Fuggono dalla guerra, sono a migliaia, abbandonano tutto ciò che hanno e scappano: sono gli abitanti del Mali. Varcano i confini del Paese nordoccidentale dell’Africa, seguono la direzione della Mauritania. Oltre la linea di demarcazione dei due territori, c’è il campo di Mberra. Solo all’inizio di gennaio, quasi 110mila profughi si erano accampati presso i punti di accoglienza. Oggi, sono circa 400mila.
Le strutture di Fassala e quelle dei campi della regione nord della Mauritania, in questi mesi, stanno accogliendo senza sosta molti africani (la maggior parte) di etnia Tuareg, ma anche cittadini arabo berberi ed esuli provenienti dal Songhai. Tra le vittime di guerra, molte sono le persone che hanno subito violenze fisiche e psicologiche. Giungono presso i campi profughi e trovano conforto nell’assistenza umanitaria e sanitaria degli operatori.
A spiegare le dinamiche di questa ennesima diaspora, dovuta a un conflitto bellico scoppiato a causa della crisi interna del Mali, è Federica Biondi, missionaria a capo del progetto Intersos. Stando alle sue dichiarazioni, a destare maggiore preoccupazione sarebbero le condizioni delle donne e dei bambini, maggiormente esposti ai rischi di una lotta armata.
L’abbandono di massa delle province settentrionali di un Paese devastato dagli incontenibili disordini interni sta causando una disgregazione massiccia, che coinvolge principalmente i nuclei familiari. Nei campi mauritani arrivano uomini, donne e bambini che, oltre ad aver perso abitazione e averi, si ritrovano senza i loro cari. I bambini sono orfani. Le donne, vedove. E gli uomini, avendole perdute, non possono più ricongiungersi alle loro donne.

Dati:
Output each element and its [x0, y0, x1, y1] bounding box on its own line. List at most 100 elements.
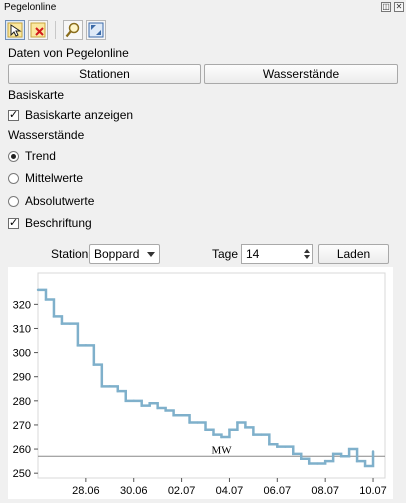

Consegna: Secondo il brano sui profughi del Mali, quali gruppi di persone accolgono le strutture di Fassala e i campi del nord della Mauritania? Elencali tutti.

Soluzione:
- africani di etnia Tuareg (la maggior parte)
- cittadini arabo berberi
- esuli provenienti dal Songhai